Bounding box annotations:
····················

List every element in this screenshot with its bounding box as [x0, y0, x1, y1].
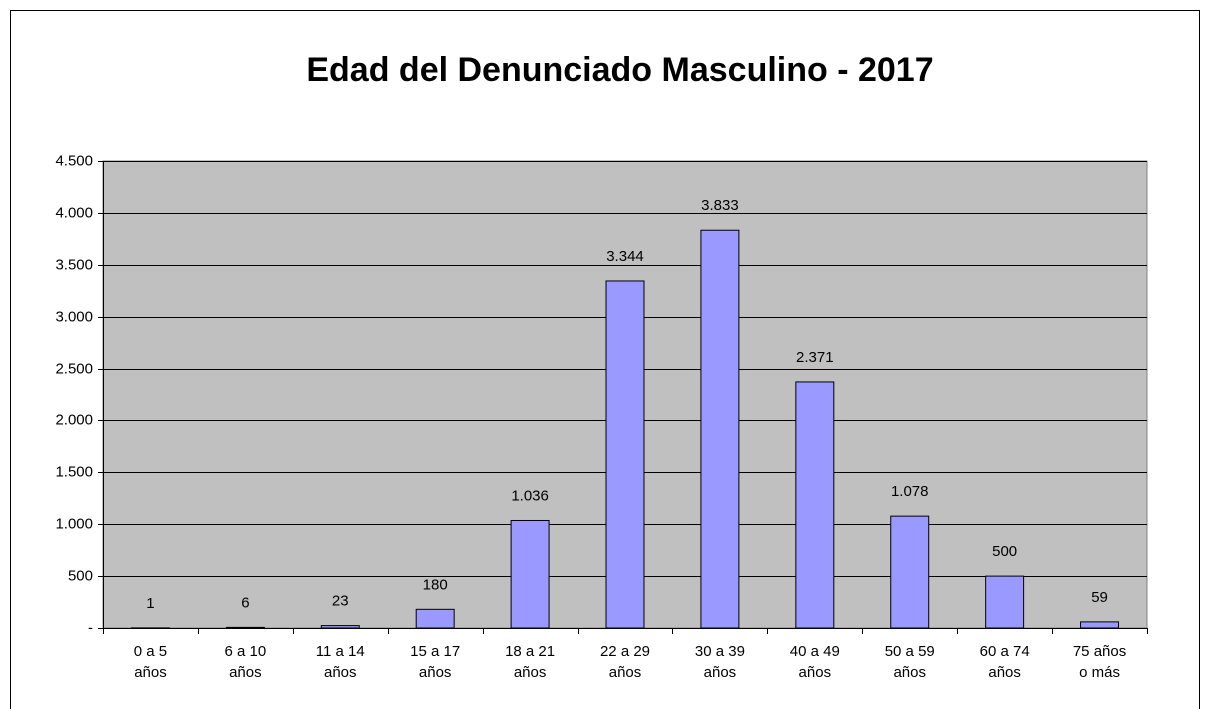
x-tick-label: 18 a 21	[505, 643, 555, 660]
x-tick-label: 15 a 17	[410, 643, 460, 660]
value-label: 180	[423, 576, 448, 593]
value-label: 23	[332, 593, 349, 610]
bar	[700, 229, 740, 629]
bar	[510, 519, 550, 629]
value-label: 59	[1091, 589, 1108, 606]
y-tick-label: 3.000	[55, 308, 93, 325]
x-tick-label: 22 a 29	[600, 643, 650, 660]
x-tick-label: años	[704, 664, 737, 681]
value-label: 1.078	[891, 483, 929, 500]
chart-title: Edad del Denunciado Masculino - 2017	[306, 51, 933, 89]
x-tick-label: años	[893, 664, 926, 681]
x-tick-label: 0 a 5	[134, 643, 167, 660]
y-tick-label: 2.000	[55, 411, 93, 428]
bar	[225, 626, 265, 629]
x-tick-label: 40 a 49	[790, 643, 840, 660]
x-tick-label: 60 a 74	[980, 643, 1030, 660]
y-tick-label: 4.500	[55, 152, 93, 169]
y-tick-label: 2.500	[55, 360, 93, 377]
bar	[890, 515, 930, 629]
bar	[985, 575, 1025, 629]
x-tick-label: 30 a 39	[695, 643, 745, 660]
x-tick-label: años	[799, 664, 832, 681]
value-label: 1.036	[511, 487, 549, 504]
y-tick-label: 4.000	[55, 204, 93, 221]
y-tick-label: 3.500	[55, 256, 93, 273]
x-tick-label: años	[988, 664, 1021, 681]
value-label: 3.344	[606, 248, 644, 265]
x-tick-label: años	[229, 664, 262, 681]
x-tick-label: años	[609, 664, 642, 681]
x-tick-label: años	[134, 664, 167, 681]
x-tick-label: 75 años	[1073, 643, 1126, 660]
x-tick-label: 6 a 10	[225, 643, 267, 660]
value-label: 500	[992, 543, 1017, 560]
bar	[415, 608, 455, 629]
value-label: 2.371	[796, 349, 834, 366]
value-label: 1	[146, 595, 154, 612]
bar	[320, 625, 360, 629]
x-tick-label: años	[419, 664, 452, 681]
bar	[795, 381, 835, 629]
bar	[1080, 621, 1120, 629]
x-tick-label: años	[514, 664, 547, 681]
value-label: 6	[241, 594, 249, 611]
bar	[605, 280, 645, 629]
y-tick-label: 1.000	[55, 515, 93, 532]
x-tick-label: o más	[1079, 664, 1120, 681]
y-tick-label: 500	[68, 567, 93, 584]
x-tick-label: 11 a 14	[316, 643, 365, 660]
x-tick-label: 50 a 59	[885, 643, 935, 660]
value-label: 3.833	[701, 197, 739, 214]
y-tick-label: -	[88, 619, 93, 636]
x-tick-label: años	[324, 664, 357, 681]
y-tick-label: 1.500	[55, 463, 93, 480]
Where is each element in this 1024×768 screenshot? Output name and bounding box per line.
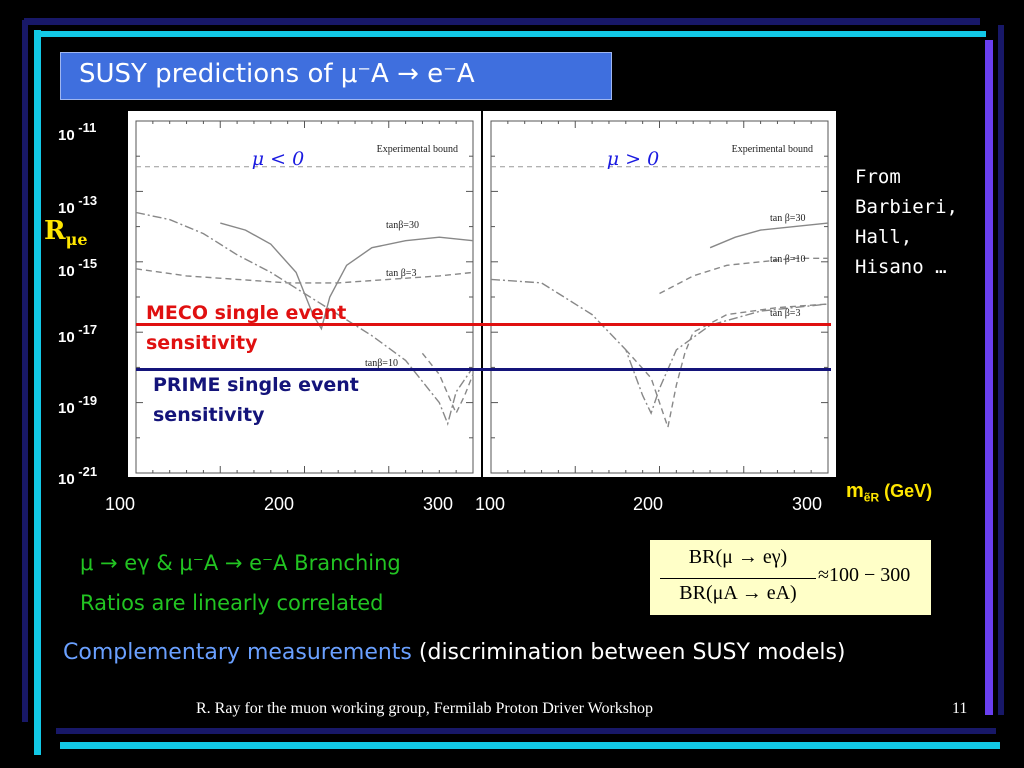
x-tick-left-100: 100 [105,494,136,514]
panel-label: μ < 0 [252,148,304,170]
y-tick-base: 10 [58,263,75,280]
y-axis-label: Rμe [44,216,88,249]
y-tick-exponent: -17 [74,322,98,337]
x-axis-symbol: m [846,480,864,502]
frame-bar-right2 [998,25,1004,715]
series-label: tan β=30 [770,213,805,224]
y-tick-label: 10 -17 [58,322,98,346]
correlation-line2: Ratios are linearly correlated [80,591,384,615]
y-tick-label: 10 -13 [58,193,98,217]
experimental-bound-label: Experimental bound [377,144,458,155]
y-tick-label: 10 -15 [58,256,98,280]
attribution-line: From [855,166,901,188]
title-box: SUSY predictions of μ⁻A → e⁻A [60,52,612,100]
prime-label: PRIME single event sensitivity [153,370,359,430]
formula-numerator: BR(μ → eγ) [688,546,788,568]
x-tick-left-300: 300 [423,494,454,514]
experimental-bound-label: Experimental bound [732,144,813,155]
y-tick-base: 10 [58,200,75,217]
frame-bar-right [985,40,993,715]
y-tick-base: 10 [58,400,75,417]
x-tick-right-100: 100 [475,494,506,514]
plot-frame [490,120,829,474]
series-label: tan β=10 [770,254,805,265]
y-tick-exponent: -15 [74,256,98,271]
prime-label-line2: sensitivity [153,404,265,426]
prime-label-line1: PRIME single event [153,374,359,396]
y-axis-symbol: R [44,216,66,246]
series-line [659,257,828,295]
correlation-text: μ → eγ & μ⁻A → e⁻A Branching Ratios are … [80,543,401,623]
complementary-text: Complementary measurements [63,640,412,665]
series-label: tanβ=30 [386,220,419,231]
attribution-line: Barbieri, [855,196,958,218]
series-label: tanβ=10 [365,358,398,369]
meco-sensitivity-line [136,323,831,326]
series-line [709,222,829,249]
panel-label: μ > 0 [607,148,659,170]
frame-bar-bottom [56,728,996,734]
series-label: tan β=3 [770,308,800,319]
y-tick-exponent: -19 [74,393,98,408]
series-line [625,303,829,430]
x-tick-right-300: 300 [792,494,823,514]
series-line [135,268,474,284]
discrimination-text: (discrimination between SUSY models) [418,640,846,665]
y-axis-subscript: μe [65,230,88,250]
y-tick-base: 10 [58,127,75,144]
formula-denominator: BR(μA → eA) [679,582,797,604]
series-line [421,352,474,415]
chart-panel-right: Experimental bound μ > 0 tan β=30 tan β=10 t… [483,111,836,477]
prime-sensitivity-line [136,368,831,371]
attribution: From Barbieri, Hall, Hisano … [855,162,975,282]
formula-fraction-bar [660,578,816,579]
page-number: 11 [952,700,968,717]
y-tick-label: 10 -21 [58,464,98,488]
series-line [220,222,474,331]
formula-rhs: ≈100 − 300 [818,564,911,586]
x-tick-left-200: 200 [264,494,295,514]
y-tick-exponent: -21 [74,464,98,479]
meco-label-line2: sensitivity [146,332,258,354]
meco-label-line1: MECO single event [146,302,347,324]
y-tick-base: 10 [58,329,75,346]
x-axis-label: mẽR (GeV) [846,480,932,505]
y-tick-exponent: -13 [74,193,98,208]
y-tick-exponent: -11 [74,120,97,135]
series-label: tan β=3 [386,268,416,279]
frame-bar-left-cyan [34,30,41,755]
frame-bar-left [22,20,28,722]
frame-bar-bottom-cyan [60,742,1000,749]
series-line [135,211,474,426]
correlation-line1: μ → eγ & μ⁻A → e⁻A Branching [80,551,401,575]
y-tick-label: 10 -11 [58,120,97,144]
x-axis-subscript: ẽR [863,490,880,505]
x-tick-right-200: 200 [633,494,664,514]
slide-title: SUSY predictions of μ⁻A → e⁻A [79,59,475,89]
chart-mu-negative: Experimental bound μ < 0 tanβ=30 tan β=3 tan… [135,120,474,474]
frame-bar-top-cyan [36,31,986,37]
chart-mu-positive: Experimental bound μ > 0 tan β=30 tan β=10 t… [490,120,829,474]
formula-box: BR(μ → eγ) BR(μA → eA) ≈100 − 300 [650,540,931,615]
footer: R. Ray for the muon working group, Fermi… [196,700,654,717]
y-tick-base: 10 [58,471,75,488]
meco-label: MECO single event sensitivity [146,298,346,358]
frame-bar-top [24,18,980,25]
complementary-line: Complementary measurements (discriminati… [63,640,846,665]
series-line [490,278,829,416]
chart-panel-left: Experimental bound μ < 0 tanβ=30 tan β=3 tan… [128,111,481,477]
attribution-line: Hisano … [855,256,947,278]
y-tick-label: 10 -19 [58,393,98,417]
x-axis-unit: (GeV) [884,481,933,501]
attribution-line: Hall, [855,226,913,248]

····················

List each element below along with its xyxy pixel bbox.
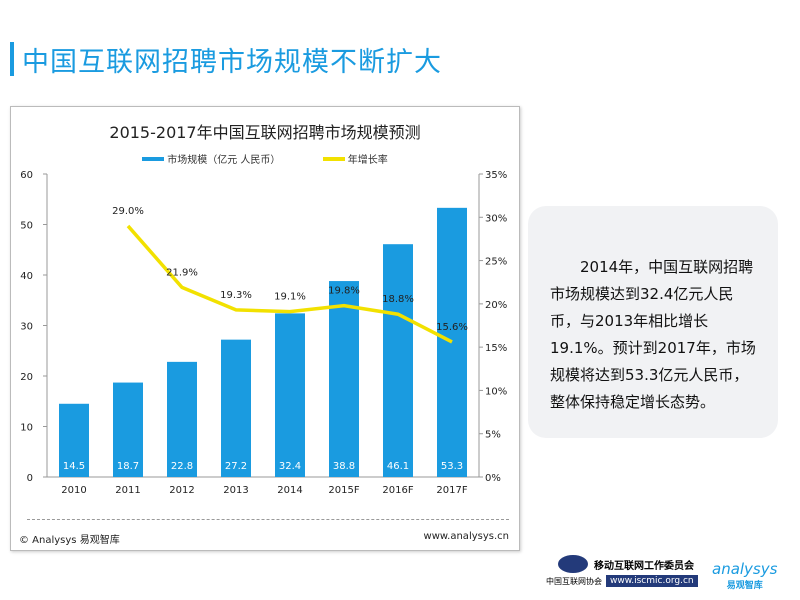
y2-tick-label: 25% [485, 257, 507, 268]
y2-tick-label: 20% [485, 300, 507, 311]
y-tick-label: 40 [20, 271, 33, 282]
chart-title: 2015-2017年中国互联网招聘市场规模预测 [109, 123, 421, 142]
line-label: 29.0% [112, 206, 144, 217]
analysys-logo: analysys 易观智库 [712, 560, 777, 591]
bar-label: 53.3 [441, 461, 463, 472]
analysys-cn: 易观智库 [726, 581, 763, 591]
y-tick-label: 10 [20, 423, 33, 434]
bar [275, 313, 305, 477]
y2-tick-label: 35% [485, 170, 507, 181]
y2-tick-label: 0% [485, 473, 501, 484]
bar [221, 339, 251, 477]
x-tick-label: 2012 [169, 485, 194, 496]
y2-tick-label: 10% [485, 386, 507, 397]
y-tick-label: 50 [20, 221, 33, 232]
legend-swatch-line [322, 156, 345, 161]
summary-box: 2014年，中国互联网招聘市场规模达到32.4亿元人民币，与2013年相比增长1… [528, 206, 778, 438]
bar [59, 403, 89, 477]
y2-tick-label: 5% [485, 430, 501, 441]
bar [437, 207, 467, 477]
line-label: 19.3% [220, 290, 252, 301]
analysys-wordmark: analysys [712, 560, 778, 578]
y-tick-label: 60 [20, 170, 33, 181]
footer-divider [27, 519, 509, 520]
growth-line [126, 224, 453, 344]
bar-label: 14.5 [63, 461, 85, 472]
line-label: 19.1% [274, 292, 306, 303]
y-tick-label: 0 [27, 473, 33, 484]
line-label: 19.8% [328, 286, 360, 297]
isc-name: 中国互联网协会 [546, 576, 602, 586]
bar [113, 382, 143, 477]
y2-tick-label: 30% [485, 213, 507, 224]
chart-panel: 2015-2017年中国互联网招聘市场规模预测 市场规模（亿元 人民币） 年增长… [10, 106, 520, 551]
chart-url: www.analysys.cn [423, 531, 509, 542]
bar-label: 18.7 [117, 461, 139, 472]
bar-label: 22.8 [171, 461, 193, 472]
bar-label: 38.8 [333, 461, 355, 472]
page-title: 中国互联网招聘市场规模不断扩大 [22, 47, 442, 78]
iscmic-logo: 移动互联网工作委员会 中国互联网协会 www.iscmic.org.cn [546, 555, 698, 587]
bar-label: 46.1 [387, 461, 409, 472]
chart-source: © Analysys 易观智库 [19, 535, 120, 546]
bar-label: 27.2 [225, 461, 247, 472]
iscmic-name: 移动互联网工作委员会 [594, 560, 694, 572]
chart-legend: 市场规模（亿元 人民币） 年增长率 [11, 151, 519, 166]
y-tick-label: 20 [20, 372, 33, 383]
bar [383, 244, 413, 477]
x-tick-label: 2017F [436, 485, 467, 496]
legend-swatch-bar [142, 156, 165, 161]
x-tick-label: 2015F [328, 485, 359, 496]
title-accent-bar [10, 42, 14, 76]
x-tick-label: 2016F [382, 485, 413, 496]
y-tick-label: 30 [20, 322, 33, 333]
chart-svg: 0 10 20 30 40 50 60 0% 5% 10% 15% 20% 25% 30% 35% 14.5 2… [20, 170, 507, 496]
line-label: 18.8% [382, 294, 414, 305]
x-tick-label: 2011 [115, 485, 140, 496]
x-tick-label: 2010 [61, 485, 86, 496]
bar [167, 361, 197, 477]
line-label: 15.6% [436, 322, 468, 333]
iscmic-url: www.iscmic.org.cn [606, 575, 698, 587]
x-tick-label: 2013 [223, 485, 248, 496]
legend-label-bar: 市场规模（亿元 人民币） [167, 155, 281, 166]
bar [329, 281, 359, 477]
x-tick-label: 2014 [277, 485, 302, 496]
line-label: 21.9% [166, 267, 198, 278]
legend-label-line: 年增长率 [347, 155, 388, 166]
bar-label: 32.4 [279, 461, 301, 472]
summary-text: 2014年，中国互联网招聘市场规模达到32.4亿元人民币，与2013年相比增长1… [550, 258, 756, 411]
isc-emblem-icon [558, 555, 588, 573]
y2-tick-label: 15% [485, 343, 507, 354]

····················

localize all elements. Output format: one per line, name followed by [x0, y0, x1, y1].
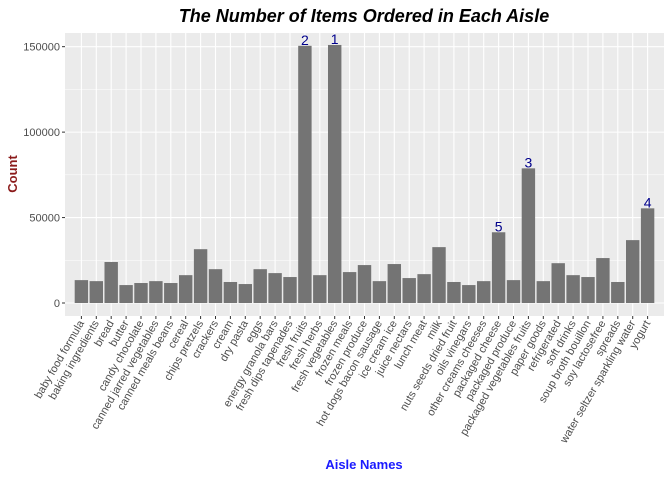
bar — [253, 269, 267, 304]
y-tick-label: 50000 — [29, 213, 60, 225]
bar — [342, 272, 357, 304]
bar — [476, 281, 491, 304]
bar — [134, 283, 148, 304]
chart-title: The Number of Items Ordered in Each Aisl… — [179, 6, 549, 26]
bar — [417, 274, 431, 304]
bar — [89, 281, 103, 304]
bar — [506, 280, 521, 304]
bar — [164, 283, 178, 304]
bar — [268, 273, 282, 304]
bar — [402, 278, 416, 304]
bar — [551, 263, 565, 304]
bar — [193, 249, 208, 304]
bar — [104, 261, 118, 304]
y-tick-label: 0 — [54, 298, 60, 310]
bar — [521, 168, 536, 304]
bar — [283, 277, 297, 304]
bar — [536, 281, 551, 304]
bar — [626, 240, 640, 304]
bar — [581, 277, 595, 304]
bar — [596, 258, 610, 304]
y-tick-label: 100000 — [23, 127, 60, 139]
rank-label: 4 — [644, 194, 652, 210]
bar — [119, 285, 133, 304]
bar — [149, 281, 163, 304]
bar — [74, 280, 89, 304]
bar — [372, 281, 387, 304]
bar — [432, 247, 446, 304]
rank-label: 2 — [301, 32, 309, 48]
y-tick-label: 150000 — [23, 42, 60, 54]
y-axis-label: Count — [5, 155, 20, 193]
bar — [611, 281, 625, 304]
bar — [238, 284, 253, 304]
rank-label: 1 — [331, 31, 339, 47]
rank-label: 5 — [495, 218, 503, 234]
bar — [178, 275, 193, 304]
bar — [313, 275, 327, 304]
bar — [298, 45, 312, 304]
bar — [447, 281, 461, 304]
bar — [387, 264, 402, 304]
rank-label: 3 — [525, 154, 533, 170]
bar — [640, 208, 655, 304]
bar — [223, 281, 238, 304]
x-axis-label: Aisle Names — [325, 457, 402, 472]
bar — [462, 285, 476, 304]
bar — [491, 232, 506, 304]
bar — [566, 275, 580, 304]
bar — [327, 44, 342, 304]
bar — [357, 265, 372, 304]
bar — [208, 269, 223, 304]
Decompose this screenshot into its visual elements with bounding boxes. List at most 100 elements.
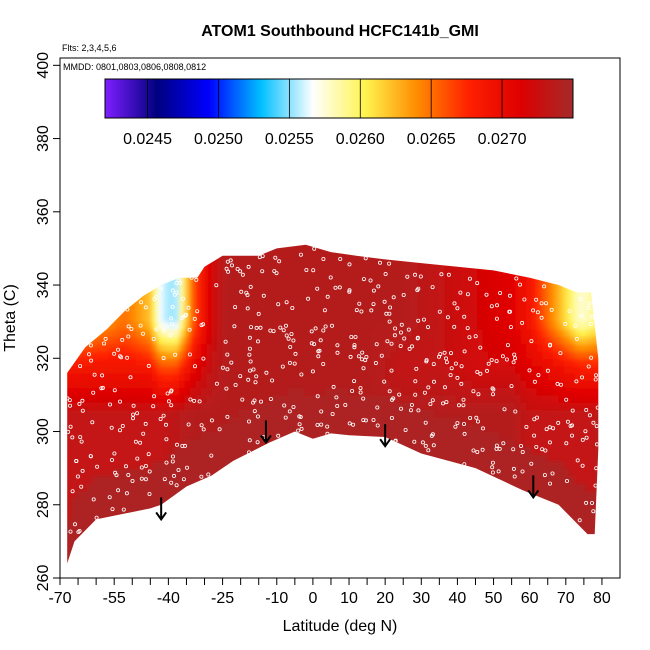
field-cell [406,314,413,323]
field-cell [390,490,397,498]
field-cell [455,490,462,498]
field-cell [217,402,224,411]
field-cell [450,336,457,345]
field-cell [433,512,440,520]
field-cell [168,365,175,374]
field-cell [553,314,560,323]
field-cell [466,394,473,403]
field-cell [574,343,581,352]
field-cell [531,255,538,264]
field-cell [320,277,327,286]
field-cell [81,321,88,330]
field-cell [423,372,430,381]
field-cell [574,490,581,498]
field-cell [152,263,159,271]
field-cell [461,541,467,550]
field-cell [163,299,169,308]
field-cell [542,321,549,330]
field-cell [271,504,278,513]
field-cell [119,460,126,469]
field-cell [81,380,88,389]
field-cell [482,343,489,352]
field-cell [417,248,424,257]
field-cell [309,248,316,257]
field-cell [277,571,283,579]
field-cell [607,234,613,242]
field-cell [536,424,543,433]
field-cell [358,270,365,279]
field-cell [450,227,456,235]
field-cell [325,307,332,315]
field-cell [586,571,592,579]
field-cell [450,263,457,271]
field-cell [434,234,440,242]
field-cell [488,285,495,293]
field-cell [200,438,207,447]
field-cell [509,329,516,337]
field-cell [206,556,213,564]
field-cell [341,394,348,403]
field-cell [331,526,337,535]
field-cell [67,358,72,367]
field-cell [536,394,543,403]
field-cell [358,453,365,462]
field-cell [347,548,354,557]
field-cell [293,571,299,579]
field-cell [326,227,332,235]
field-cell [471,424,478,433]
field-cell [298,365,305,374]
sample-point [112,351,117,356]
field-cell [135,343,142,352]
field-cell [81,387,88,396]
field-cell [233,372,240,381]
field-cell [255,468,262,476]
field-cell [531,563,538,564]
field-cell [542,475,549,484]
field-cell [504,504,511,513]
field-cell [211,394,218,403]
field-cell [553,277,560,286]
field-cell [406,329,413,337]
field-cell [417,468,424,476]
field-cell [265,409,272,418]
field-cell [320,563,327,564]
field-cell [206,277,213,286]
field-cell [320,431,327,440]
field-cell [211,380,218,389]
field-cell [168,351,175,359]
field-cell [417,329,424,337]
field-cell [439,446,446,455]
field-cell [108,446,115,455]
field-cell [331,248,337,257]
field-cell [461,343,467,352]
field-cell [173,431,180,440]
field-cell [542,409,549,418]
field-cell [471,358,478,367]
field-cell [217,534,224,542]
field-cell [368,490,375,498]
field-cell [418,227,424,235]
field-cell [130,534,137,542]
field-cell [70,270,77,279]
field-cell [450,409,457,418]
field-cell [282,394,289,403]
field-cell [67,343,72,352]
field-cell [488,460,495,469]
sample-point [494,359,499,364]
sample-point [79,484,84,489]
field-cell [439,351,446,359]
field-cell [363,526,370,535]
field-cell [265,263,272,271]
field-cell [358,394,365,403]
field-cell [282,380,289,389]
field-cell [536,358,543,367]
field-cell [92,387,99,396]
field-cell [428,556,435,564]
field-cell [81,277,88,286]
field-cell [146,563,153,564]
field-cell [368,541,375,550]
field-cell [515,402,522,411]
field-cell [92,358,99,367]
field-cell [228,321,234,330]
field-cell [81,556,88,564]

····················

Copy the listing lines verbatim, from the line with "y2-tick-label: 25% [485, 257, 507, 268]" to the line with "y2-tick-label: 35% [485, 170, 507, 181]", including both.

- [Answer below]
y2-tick-label: 25% [485, 257, 507, 268]
y2-tick-label: 20% [485, 300, 507, 311]
y-tick-label: 40 [20, 271, 33, 282]
chart-title: 2015-2017年中国互联网招聘市场规模预测 [109, 123, 421, 142]
line-label: 29.0% [112, 206, 144, 217]
analysys-logo: analysys 易观智库 [712, 560, 777, 591]
bar-label: 53.3 [441, 461, 463, 472]
analysys-cn: 易观智库 [726, 581, 763, 591]
y-tick-label: 10 [20, 423, 33, 434]
bar [275, 313, 305, 477]
y2-tick-label: 35% [485, 170, 507, 181]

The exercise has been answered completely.